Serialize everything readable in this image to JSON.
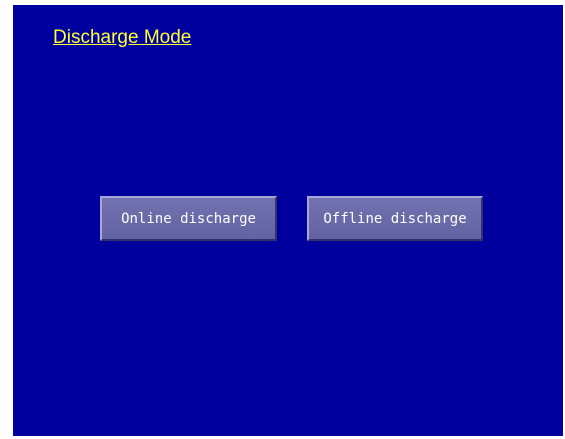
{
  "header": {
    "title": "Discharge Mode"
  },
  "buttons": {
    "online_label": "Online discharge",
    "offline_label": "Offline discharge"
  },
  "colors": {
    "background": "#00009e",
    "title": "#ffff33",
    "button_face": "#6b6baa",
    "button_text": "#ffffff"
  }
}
•••
| DIRECTION |
Retype the entries word for word. Omit any images.

| CORRECT OUTPUT |
Serialize everything readable in this image to JSON.
{
  "header": {
    "title": "Discharge Mode"
  },
  "buttons": {
    "online_label": "Online discharge",
    "offline_label": "Offline discharge"
  },
  "colors": {
    "background": "#00009e",
    "title": "#ffff33",
    "button_face": "#6b6baa",
    "button_text": "#ffffff"
  }
}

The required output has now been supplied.